### [DATA TO PROCESS]
[start]

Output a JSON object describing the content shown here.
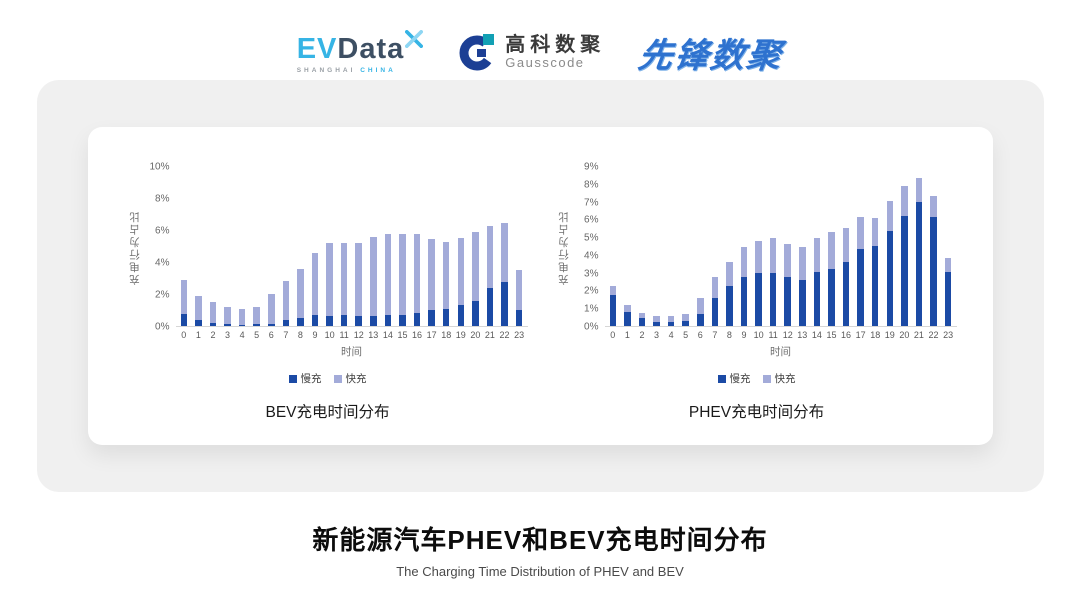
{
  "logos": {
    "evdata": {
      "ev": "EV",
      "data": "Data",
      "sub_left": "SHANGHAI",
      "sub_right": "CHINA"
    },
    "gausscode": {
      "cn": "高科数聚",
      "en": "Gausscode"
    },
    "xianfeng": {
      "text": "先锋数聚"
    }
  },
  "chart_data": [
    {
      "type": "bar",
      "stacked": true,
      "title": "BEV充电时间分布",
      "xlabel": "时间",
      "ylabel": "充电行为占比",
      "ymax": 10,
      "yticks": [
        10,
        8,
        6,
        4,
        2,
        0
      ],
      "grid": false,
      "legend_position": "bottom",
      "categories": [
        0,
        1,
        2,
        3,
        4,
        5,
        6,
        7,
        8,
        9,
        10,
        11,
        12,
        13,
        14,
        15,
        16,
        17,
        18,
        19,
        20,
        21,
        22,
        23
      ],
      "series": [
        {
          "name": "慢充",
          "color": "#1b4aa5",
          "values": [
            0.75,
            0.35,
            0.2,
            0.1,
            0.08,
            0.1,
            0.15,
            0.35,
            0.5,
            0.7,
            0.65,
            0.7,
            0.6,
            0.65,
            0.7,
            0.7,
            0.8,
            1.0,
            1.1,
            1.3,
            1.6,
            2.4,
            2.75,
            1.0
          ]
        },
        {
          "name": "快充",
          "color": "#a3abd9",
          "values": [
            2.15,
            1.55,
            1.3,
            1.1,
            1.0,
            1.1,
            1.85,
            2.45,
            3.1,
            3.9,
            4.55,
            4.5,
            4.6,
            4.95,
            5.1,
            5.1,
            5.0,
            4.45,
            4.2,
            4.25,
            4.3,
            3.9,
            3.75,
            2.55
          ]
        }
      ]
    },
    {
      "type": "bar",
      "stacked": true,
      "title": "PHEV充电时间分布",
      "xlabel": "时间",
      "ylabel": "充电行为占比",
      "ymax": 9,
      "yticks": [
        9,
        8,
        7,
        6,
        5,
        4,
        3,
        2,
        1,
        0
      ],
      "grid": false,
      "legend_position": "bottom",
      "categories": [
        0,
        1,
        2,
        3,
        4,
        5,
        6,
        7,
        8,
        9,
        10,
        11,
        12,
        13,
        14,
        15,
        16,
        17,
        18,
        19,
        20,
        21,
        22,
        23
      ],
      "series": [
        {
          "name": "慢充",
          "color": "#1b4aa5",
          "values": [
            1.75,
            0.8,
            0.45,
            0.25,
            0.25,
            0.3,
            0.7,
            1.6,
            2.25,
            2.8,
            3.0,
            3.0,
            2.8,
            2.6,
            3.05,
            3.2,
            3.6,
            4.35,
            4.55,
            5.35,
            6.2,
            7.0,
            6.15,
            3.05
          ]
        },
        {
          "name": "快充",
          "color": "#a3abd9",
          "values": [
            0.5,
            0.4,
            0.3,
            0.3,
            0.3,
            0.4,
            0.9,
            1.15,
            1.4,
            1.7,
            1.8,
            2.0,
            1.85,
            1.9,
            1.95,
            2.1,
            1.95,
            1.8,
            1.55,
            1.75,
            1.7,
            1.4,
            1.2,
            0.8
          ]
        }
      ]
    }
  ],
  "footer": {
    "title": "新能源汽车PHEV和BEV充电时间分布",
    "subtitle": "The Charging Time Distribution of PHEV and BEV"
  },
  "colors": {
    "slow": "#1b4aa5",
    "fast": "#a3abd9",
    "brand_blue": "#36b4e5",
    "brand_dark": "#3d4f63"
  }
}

[end]

### [CHALLENGE]
Drop the images and quote the entries word for word.

### [EXERCISE ANSWER]
Output a JSON object describing the content shown here.
{
  "logos": {
    "evdata": {
      "ev": "EV",
      "data": "Data",
      "sub_left": "SHANGHAI",
      "sub_right": "CHINA"
    },
    "gausscode": {
      "cn": "高科数聚",
      "en": "Gausscode"
    },
    "xianfeng": {
      "text": "先锋数聚"
    }
  },
  "chart_data": [
    {
      "type": "bar",
      "stacked": true,
      "title": "BEV充电时间分布",
      "xlabel": "时间",
      "ylabel": "充电行为占比",
      "ymax": 10,
      "yticks": [
        10,
        8,
        6,
        4,
        2,
        0
      ],
      "grid": false,
      "legend_position": "bottom",
      "categories": [
        0,
        1,
        2,
        3,
        4,
        5,
        6,
        7,
        8,
        9,
        10,
        11,
        12,
        13,
        14,
        15,
        16,
        17,
        18,
        19,
        20,
        21,
        22,
        23
      ],
      "series": [
        {
          "name": "慢充",
          "color": "#1b4aa5",
          "values": [
            0.75,
            0.35,
            0.2,
            0.1,
            0.08,
            0.1,
            0.15,
            0.35,
            0.5,
            0.7,
            0.65,
            0.7,
            0.6,
            0.65,
            0.7,
            0.7,
            0.8,
            1.0,
            1.1,
            1.3,
            1.6,
            2.4,
            2.75,
            1.0
          ]
        },
        {
          "name": "快充",
          "color": "#a3abd9",
          "values": [
            2.15,
            1.55,
            1.3,
            1.1,
            1.0,
            1.1,
            1.85,
            2.45,
            3.1,
            3.9,
            4.55,
            4.5,
            4.6,
            4.95,
            5.1,
            5.1,
            5.0,
            4.45,
            4.2,
            4.25,
            4.3,
            3.9,
            3.75,
            2.55
          ]
        }
      ]
    },
    {
      "type": "bar",
      "stacked": true,
      "title": "PHEV充电时间分布",
      "xlabel": "时间",
      "ylabel": "充电行为占比",
      "ymax": 9,
      "yticks": [
        9,
        8,
        7,
        6,
        5,
        4,
        3,
        2,
        1,
        0
      ],
      "grid": false,
      "legend_position": "bottom",
      "categories": [
        0,
        1,
        2,
        3,
        4,
        5,
        6,
        7,
        8,
        9,
        10,
        11,
        12,
        13,
        14,
        15,
        16,
        17,
        18,
        19,
        20,
        21,
        22,
        23
      ],
      "series": [
        {
          "name": "慢充",
          "color": "#1b4aa5",
          "values": [
            1.75,
            0.8,
            0.45,
            0.25,
            0.25,
            0.3,
            0.7,
            1.6,
            2.25,
            2.8,
            3.0,
            3.0,
            2.8,
            2.6,
            3.05,
            3.2,
            3.6,
            4.35,
            4.55,
            5.35,
            6.2,
            7.0,
            6.15,
            3.05
          ]
        },
        {
          "name": "快充",
          "color": "#a3abd9",
          "values": [
            0.5,
            0.4,
            0.3,
            0.3,
            0.3,
            0.4,
            0.9,
            1.15,
            1.4,
            1.7,
            1.8,
            2.0,
            1.85,
            1.9,
            1.95,
            2.1,
            1.95,
            1.8,
            1.55,
            1.75,
            1.7,
            1.4,
            1.2,
            0.8
          ]
        }
      ]
    }
  ],
  "footer": {
    "title": "新能源汽车PHEV和BEV充电时间分布",
    "subtitle": "The Charging Time Distribution of PHEV and BEV"
  },
  "colors": {
    "slow": "#1b4aa5",
    "fast": "#a3abd9",
    "brand_blue": "#36b4e5",
    "brand_dark": "#3d4f63"
  }
}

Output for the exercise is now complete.